Copy out each line below that has the word "Marketplace" in it.

## Data for the task
'''

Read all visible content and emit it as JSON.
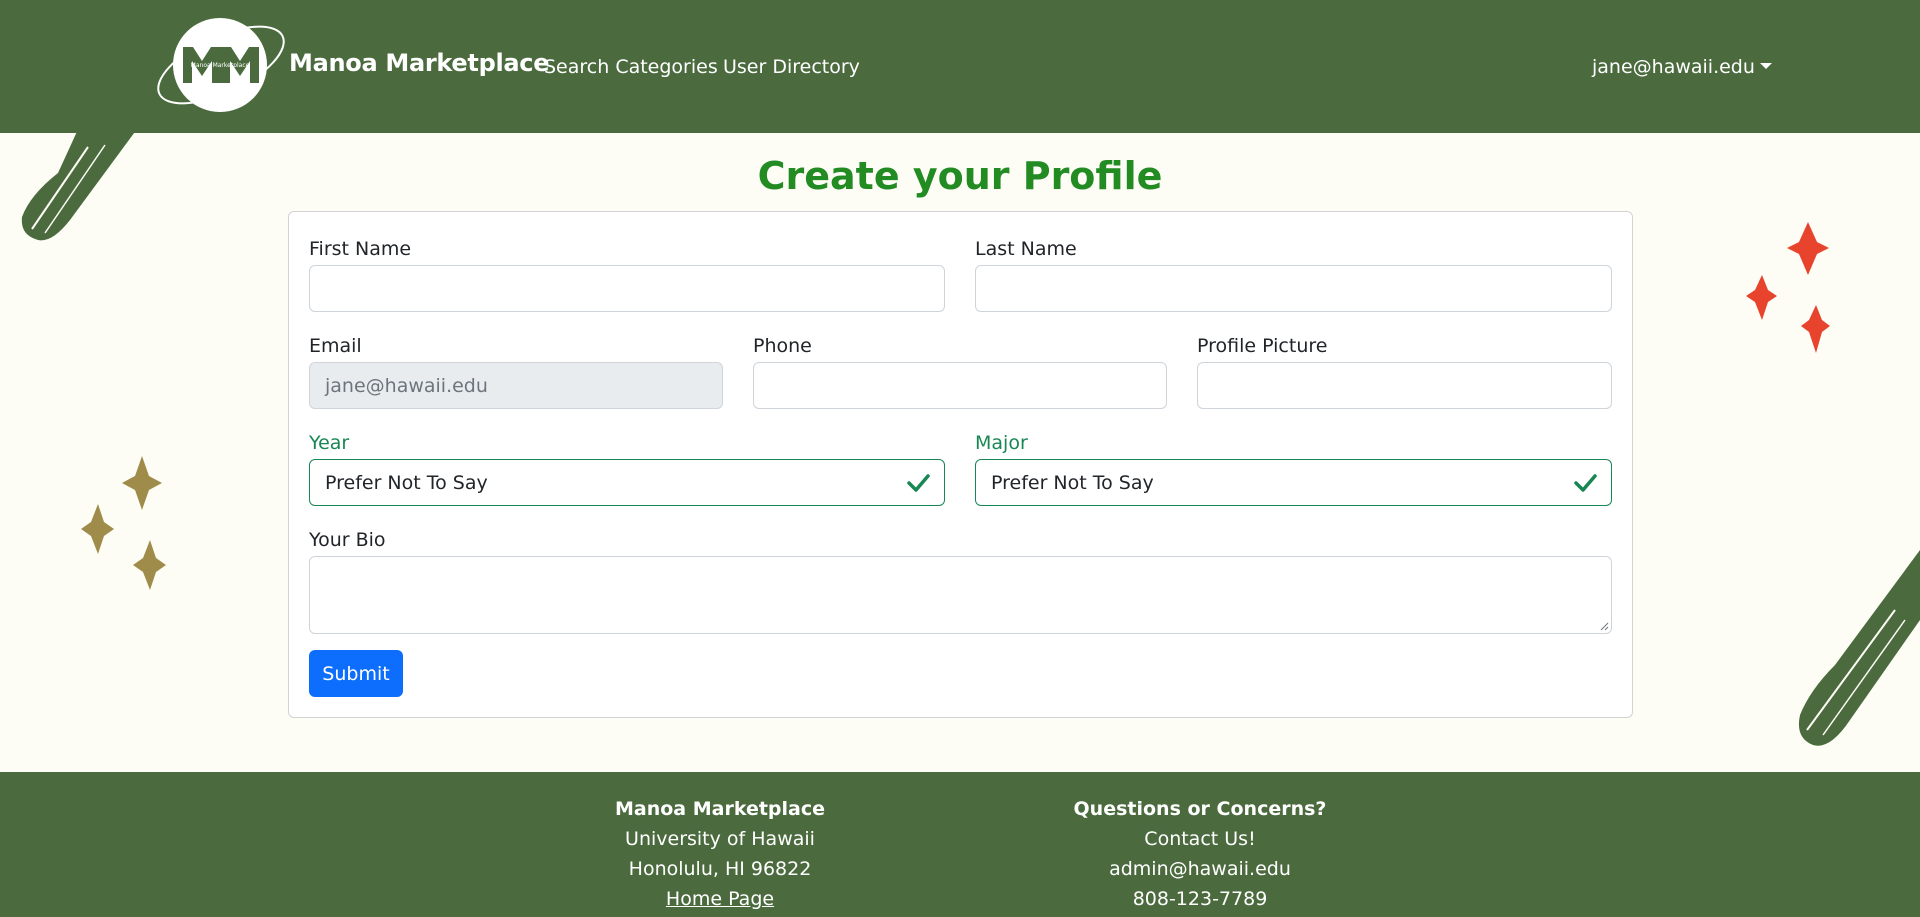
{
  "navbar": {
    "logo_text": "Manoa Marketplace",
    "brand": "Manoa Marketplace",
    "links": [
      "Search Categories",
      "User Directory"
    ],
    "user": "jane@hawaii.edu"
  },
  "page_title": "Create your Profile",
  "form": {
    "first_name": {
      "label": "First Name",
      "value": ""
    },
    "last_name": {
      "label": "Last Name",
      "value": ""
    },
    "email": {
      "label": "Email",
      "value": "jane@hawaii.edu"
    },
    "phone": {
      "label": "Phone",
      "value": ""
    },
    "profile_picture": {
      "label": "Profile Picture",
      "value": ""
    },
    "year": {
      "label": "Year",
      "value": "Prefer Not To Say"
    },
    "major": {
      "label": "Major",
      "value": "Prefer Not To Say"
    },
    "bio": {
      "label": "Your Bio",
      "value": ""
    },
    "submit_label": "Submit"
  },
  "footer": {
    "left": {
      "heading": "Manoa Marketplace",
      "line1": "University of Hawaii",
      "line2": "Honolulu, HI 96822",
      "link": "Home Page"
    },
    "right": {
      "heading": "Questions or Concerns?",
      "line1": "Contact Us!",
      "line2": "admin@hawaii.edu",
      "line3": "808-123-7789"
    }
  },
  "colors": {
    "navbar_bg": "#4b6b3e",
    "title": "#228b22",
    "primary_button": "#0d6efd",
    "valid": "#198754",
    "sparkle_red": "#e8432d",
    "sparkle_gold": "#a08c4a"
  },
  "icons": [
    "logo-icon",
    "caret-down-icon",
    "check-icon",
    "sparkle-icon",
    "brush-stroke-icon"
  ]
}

'''

## Output for this exercise
    "logo_text": "Manoa Marketplace",
    "brand": "Manoa Marketplace",
      "heading": "Manoa Marketplace",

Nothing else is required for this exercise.